Aim of the task:
Only the pictures stay out; every record is to be quoted exactly.

Data records:

— begin —

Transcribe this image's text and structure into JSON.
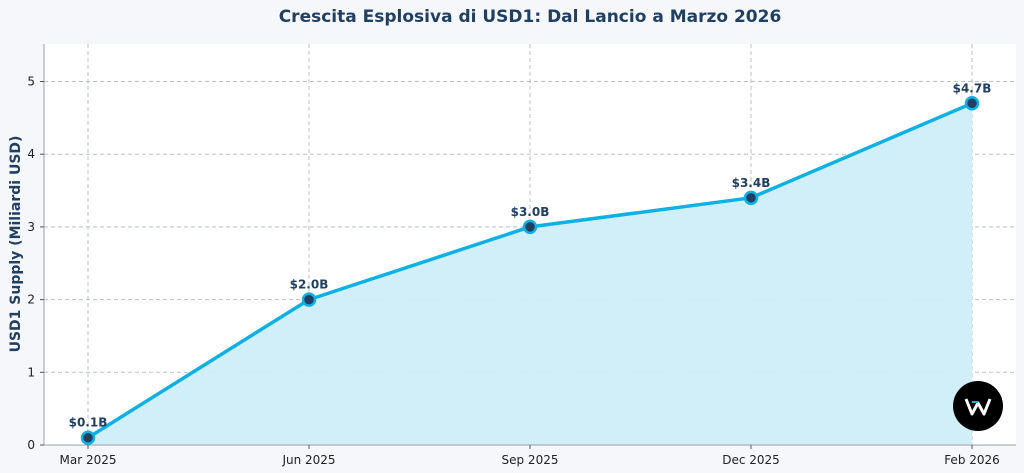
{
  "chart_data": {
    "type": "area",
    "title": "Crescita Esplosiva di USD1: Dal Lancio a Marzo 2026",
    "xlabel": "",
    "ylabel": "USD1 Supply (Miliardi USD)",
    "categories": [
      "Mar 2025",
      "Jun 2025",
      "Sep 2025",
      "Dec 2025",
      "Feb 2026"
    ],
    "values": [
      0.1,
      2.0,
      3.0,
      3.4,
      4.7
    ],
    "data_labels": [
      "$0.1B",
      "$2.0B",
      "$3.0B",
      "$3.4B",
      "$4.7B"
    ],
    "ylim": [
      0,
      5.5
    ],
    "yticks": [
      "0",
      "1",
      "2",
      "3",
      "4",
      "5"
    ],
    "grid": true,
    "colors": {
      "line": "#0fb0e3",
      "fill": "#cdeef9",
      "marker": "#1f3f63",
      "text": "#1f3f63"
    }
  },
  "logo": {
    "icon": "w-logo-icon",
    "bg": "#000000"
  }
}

— end —

Expected output:
Transcribe this image's text and structure into JSON.
{
  "chart_data": {
    "type": "area",
    "title": "Crescita Esplosiva di USD1: Dal Lancio a Marzo 2026",
    "xlabel": "",
    "ylabel": "USD1 Supply (Miliardi USD)",
    "categories": [
      "Mar 2025",
      "Jun 2025",
      "Sep 2025",
      "Dec 2025",
      "Feb 2026"
    ],
    "values": [
      0.1,
      2.0,
      3.0,
      3.4,
      4.7
    ],
    "data_labels": [
      "$0.1B",
      "$2.0B",
      "$3.0B",
      "$3.4B",
      "$4.7B"
    ],
    "ylim": [
      0,
      5.5
    ],
    "yticks": [
      "0",
      "1",
      "2",
      "3",
      "4",
      "5"
    ],
    "grid": true,
    "colors": {
      "line": "#0fb0e3",
      "fill": "#cdeef9",
      "marker": "#1f3f63",
      "text": "#1f3f63"
    }
  },
  "logo": {
    "icon": "w-logo-icon",
    "bg": "#000000"
  }
}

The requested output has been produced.